Instructions for the task: Which lines hold the word "JSON"? Copy each of them from the material.

Provided data:
______
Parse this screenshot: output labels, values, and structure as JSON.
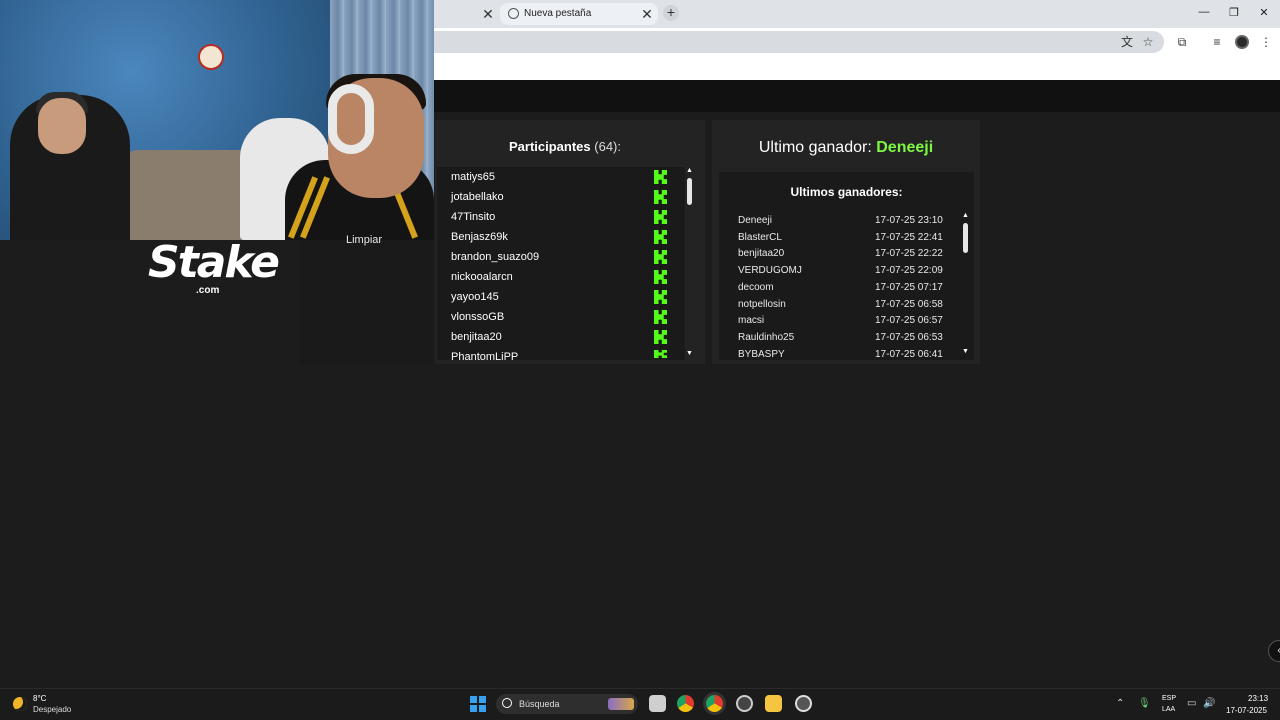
{
  "browser": {
    "active_tab_title": "Nueva pestaña"
  },
  "participants": {
    "title": "Participantes",
    "count": "(64):",
    "rows": [
      {
        "name": "matiys65"
      },
      {
        "name": "jotabellako"
      },
      {
        "name": "47Tinsito"
      },
      {
        "name": "Benjasz69k"
      },
      {
        "name": "brandon_suazo09"
      },
      {
        "name": "nickooalarcn"
      },
      {
        "name": "yayoo145"
      },
      {
        "name": "vlonssoGB"
      },
      {
        "name": "benjitaa20"
      },
      {
        "name": "PhantomLiPP"
      }
    ]
  },
  "winner": {
    "label": "Ultimo ganador:",
    "name": "Deneeji",
    "history_title": "Ultimos ganadores:",
    "history": [
      {
        "name": "Deneeji",
        "date": "17-07-25 23:10"
      },
      {
        "name": "BlasterCL",
        "date": "17-07-25 22:41"
      },
      {
        "name": "benjitaa20",
        "date": "17-07-25 22:22"
      },
      {
        "name": "VERDUGOMJ",
        "date": "17-07-25 22:09"
      },
      {
        "name": "decoom",
        "date": "17-07-25 07:17"
      },
      {
        "name": "notpellosin",
        "date": "17-07-25 06:58"
      },
      {
        "name": "macsi",
        "date": "17-07-25 06:57"
      },
      {
        "name": "Rauldinho25",
        "date": "17-07-25 06:53"
      },
      {
        "name": "BYBASPY",
        "date": "17-07-25 06:41"
      }
    ]
  },
  "overlay": {
    "stake_word": "Stake",
    "stake_com": ".com",
    "limpiar_label": "Limpiar"
  },
  "taskbar": {
    "weather_temp": "8°C",
    "weather_desc": "Despejado",
    "search_placeholder": "Búsqueda",
    "lang_line1": "ESP",
    "lang_line2": "LAA",
    "time": "23:13",
    "date": "17-07-2025"
  },
  "colors": {
    "accent_green": "#7df542",
    "kick_green": "#53fc18"
  }
}
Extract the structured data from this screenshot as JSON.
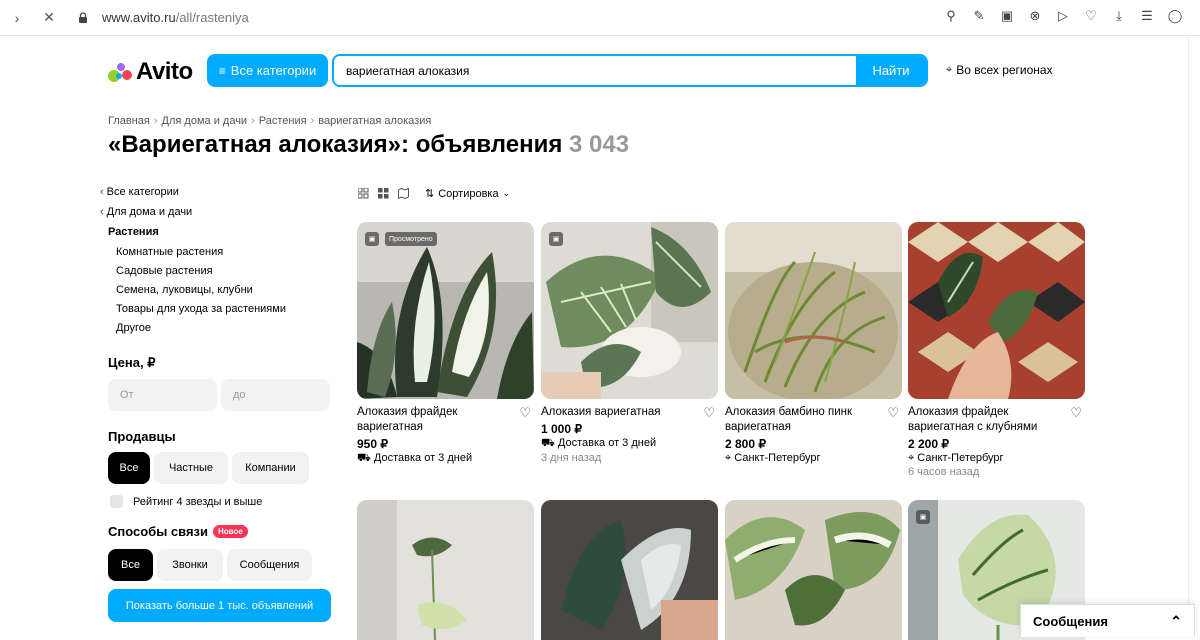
{
  "browser": {
    "url_host": "www.avito.ru",
    "url_path": "/all/rasteniya"
  },
  "header": {
    "logo_text": "Avito",
    "categories_button": "Все категории",
    "search_value": "вариегатная алоказия",
    "search_button": "Найти",
    "region": "Во всех регионах"
  },
  "breadcrumb": [
    "Главная",
    "Для дома и дачи",
    "Растения",
    "вариегатная алоказия"
  ],
  "title": {
    "text": "«Вариегатная алоказия»: объявления",
    "count": "3 043"
  },
  "sidebar": {
    "back_links": [
      "Все категории",
      "Для дома и дачи"
    ],
    "active_category": "Растения",
    "subcategories": [
      "Комнатные растения",
      "Садовые растения",
      "Семена, луковицы, клубни",
      "Товары для ухода за растениями",
      "Другое"
    ],
    "price_heading": "Цена, ₽",
    "price_from": "От",
    "price_to": "до",
    "sellers_heading": "Продавцы",
    "sellers": [
      "Все",
      "Частные",
      "Компании"
    ],
    "rating_label": "Рейтинг 4 звезды и выше",
    "contact_heading": "Способы связи",
    "contact_badge": "Новое",
    "contacts": [
      "Все",
      "Звонки",
      "Сообщения"
    ],
    "show_more": "Показать больше 1 тыс. объявлений"
  },
  "toolbar": {
    "sort_label": "Сортировка"
  },
  "cards": [
    {
      "title": "Алоказия фрайдек вариегатная",
      "price": "950 ₽",
      "meta": "Доставка от 3 дней",
      "date": "",
      "tag": "Просмотрено"
    },
    {
      "title": "Алоказия вариегатная",
      "price": "1 000 ₽",
      "meta": "Доставка от 3 дней",
      "date": "3 дня назад",
      "tag": ""
    },
    {
      "title": "Алоказия бамбино пинк вариегатная",
      "price": "2 800 ₽",
      "meta": "Санкт-Петербург",
      "date": "",
      "tag": ""
    },
    {
      "title": "Алоказия фрайдек вариегатная с клубнями",
      "price": "2 200 ₽",
      "meta": "Санкт-Петербург",
      "date": "6 часов назад",
      "tag": ""
    }
  ],
  "messages": {
    "label": "Сообщения"
  },
  "colors": {
    "accent": "#00aaff",
    "badge": "#ff3355"
  }
}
______
Solution below:
Parse this screenshot: output labels, values, and structure as JSON.
Extract the structured data from this screenshot as JSON.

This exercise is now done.